[Data records]
--------

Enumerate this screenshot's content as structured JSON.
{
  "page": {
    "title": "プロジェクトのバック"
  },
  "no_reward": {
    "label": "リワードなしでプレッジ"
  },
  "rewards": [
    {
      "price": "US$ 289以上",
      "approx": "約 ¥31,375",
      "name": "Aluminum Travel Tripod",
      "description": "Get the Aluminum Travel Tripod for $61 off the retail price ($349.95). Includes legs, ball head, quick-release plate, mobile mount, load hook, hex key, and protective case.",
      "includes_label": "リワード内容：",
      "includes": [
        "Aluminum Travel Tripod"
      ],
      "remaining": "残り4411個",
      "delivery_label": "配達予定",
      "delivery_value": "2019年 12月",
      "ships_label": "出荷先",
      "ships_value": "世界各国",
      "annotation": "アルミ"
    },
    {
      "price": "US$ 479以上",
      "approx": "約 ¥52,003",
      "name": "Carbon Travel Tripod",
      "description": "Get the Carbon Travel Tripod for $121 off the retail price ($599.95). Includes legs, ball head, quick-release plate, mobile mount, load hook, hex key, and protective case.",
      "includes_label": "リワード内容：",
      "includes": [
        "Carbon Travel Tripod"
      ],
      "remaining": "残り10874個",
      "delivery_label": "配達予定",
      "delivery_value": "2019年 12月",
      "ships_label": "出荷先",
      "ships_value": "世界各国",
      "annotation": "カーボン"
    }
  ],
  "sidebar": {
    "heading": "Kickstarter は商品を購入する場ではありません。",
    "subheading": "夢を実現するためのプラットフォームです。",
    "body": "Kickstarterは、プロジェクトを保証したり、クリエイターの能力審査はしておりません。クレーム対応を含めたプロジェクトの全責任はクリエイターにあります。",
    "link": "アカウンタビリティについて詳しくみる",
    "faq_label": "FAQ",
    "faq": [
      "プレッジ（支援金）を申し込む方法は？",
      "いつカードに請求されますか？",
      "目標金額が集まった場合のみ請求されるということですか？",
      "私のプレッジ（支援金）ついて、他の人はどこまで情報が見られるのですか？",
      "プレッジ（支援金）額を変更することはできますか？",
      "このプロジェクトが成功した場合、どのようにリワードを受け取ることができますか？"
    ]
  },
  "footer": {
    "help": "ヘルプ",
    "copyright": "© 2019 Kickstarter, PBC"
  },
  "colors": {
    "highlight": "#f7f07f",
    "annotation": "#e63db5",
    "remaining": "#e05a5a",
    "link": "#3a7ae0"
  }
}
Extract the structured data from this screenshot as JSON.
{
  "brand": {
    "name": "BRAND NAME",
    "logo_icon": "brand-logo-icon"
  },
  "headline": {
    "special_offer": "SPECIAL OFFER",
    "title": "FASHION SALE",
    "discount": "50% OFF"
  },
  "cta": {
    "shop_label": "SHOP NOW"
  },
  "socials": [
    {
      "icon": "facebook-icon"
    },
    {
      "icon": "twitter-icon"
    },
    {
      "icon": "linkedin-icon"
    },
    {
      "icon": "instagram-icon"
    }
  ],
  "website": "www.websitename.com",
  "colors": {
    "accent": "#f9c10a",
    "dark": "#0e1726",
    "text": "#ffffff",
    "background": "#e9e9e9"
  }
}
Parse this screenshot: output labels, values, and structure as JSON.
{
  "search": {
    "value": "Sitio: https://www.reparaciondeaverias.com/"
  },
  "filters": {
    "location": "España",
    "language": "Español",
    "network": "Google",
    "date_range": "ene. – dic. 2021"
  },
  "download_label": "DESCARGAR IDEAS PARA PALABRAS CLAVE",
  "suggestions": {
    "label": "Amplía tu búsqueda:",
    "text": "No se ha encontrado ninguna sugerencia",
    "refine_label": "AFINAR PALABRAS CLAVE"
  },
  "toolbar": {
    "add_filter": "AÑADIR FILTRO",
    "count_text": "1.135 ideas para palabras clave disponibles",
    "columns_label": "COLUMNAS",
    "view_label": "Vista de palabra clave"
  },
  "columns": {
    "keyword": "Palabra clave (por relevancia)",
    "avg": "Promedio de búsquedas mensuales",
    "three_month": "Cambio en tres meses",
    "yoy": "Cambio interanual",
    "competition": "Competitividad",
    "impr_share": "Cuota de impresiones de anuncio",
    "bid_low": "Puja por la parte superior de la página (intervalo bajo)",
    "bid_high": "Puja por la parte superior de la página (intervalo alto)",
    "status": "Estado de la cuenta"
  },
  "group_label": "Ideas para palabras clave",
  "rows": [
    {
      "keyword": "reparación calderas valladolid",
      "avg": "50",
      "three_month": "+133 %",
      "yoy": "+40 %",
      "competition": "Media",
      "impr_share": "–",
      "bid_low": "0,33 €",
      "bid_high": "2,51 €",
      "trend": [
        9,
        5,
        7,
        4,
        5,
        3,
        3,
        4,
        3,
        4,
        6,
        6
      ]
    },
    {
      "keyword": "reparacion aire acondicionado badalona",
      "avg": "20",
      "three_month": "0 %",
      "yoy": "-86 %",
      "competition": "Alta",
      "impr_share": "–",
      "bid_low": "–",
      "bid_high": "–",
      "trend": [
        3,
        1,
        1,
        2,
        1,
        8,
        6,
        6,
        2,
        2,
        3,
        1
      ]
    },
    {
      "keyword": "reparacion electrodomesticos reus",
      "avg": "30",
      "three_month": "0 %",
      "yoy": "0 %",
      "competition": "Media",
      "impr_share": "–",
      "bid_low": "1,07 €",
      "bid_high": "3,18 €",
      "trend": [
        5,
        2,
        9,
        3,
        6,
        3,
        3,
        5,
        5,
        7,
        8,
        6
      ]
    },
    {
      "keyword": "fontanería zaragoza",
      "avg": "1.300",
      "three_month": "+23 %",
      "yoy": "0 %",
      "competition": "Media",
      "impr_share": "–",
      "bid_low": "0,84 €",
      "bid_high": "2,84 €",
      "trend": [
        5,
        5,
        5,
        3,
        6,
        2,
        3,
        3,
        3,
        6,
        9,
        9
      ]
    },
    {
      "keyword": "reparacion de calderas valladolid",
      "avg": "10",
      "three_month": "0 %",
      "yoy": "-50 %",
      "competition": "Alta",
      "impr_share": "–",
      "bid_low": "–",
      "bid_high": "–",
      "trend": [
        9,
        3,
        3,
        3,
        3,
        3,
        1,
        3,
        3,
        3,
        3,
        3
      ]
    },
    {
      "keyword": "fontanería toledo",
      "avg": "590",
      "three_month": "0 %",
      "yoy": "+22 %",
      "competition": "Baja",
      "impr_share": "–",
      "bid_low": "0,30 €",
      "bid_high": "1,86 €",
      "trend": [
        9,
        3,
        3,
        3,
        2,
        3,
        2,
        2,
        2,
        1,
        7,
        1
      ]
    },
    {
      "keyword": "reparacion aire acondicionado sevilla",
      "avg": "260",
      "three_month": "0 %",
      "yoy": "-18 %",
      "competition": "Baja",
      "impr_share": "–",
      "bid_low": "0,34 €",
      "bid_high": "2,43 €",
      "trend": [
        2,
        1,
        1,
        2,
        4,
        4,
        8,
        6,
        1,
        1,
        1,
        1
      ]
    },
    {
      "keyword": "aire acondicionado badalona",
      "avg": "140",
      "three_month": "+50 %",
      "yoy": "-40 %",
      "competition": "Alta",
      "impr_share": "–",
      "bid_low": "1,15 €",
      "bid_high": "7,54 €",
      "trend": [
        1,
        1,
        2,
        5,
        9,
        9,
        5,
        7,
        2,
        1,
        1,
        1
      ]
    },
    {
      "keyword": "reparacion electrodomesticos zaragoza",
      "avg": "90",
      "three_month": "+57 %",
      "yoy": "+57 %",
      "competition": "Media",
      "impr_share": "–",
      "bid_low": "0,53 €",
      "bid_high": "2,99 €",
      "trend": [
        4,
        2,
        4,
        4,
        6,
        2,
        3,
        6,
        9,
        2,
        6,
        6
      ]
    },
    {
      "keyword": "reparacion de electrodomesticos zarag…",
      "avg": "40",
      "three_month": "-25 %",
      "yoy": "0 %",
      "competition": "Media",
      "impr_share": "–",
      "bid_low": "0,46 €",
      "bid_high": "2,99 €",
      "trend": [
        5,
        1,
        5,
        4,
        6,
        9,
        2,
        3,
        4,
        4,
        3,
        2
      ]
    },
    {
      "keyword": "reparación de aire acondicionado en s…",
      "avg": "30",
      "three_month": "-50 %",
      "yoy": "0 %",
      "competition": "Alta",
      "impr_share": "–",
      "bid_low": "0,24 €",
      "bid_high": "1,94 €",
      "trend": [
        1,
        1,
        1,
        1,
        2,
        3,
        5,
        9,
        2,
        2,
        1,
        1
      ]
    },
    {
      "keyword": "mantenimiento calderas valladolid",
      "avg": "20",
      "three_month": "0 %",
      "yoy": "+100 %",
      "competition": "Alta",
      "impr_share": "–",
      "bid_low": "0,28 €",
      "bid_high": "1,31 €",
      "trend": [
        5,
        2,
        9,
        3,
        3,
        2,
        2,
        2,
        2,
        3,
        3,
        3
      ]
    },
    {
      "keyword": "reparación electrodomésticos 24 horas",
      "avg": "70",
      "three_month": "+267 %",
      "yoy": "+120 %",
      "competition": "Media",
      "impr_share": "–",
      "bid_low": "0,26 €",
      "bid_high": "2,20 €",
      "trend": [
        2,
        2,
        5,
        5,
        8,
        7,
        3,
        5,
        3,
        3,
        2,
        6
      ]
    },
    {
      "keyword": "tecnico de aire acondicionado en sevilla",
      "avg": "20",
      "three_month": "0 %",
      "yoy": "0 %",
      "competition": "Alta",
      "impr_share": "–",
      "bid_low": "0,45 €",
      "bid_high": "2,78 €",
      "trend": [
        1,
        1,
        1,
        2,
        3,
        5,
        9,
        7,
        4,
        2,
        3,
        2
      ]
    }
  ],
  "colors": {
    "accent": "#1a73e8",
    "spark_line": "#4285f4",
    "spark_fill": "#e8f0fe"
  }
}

--------

Exercise description - In the entries above, count every line containing the word "Carbon". Write only the total.

Right answer - 3